[Dataset items]

---*---

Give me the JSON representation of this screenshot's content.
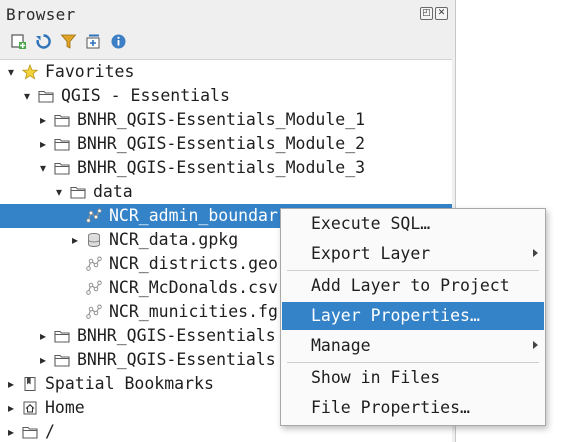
{
  "panel": {
    "title": "Browser",
    "toolbar": [
      {
        "name": "add-selected-layers-icon"
      },
      {
        "name": "refresh-icon"
      },
      {
        "name": "filter-icon"
      },
      {
        "name": "collapse-all-icon"
      },
      {
        "name": "info-icon"
      }
    ]
  },
  "tree": {
    "items": [
      {
        "label": "Favorites",
        "icon": "star-icon",
        "expanded": true
      },
      {
        "label": "QGIS - Essentials",
        "icon": "folder-icon",
        "expanded": true
      },
      {
        "label": "BNHR_QGIS-Essentials_Module_1",
        "icon": "folder-icon",
        "expanded": false
      },
      {
        "label": "BNHR_QGIS-Essentials_Module_2",
        "icon": "folder-icon",
        "expanded": false
      },
      {
        "label": "BNHR_QGIS-Essentials_Module_3",
        "icon": "folder-icon",
        "expanded": true
      },
      {
        "label": "data",
        "icon": "folder-icon",
        "expanded": true
      },
      {
        "label": "NCR_admin_boundar",
        "icon": "vector-layer-icon",
        "selected": true
      },
      {
        "label": "NCR_data.gpkg",
        "icon": "database-icon",
        "expanded": false
      },
      {
        "label": "NCR_districts.geo",
        "icon": "vector-layer-icon"
      },
      {
        "label": "NCR_McDonalds.csv",
        "icon": "vector-layer-icon"
      },
      {
        "label": "NCR_municities.fg",
        "icon": "vector-layer-icon"
      },
      {
        "label": "BNHR_QGIS-Essentials",
        "icon": "folder-icon",
        "expanded": false
      },
      {
        "label": "BNHR_QGIS-Essentials",
        "icon": "folder-icon",
        "expanded": false
      },
      {
        "label": "Spatial Bookmarks",
        "icon": "bookmark-icon",
        "expanded": false
      },
      {
        "label": "Home",
        "icon": "home-icon",
        "expanded": false
      },
      {
        "label": "/",
        "icon": "folder-icon",
        "expanded": false
      }
    ]
  },
  "context_menu": {
    "items": [
      {
        "label": "Execute SQL…",
        "submenu": false
      },
      {
        "label": "Export Layer",
        "submenu": true
      },
      {
        "label": "Add Layer to Project",
        "submenu": false
      },
      {
        "label": "Layer Properties…",
        "submenu": false,
        "highlighted": true
      },
      {
        "label": "Manage",
        "submenu": true
      },
      {
        "label": "Show in Files",
        "submenu": false
      },
      {
        "label": "File Properties…",
        "submenu": false
      }
    ]
  },
  "colors": {
    "selection": "#3483c9",
    "panel_bg": "#efefef",
    "tree_bg": "#ffffff"
  }
}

---*---

__To be done__
Without the pictures, write out every entry precisely as it appears.

__Answer to this task__
Give me the JSON representation of this screenshot's content.
{
  "panel": {
    "title": "Browser",
    "toolbar": [
      {
        "name": "add-selected-layers-icon"
      },
      {
        "name": "refresh-icon"
      },
      {
        "name": "filter-icon"
      },
      {
        "name": "collapse-all-icon"
      },
      {
        "name": "info-icon"
      }
    ]
  },
  "tree": {
    "items": [
      {
        "label": "Favorites",
        "icon": "star-icon",
        "expanded": true
      },
      {
        "label": "QGIS - Essentials",
        "icon": "folder-icon",
        "expanded": true
      },
      {
        "label": "BNHR_QGIS-Essentials_Module_1",
        "icon": "folder-icon",
        "expanded": false
      },
      {
        "label": "BNHR_QGIS-Essentials_Module_2",
        "icon": "folder-icon",
        "expanded": false
      },
      {
        "label": "BNHR_QGIS-Essentials_Module_3",
        "icon": "folder-icon",
        "expanded": true
      },
      {
        "label": "data",
        "icon": "folder-icon",
        "expanded": true
      },
      {
        "label": "NCR_admin_boundar",
        "icon": "vector-layer-icon",
        "selected": true
      },
      {
        "label": "NCR_data.gpkg",
        "icon": "database-icon",
        "expanded": false
      },
      {
        "label": "NCR_districts.geo",
        "icon": "vector-layer-icon"
      },
      {
        "label": "NCR_McDonalds.csv",
        "icon": "vector-layer-icon"
      },
      {
        "label": "NCR_municities.fg",
        "icon": "vector-layer-icon"
      },
      {
        "label": "BNHR_QGIS-Essentials",
        "icon": "folder-icon",
        "expanded": false
      },
      {
        "label": "BNHR_QGIS-Essentials",
        "icon": "folder-icon",
        "expanded": false
      },
      {
        "label": "Spatial Bookmarks",
        "icon": "bookmark-icon",
        "expanded": false
      },
      {
        "label": "Home",
        "icon": "home-icon",
        "expanded": false
      },
      {
        "label": "/",
        "icon": "folder-icon",
        "expanded": false
      }
    ]
  },
  "context_menu": {
    "items": [
      {
        "label": "Execute SQL…",
        "submenu": false
      },
      {
        "label": "Export Layer",
        "submenu": true
      },
      {
        "label": "Add Layer to Project",
        "submenu": false
      },
      {
        "label": "Layer Properties…",
        "submenu": false,
        "highlighted": true
      },
      {
        "label": "Manage",
        "submenu": true
      },
      {
        "label": "Show in Files",
        "submenu": false
      },
      {
        "label": "File Properties…",
        "submenu": false
      }
    ]
  },
  "colors": {
    "selection": "#3483c9",
    "panel_bg": "#efefef",
    "tree_bg": "#ffffff"
  }
}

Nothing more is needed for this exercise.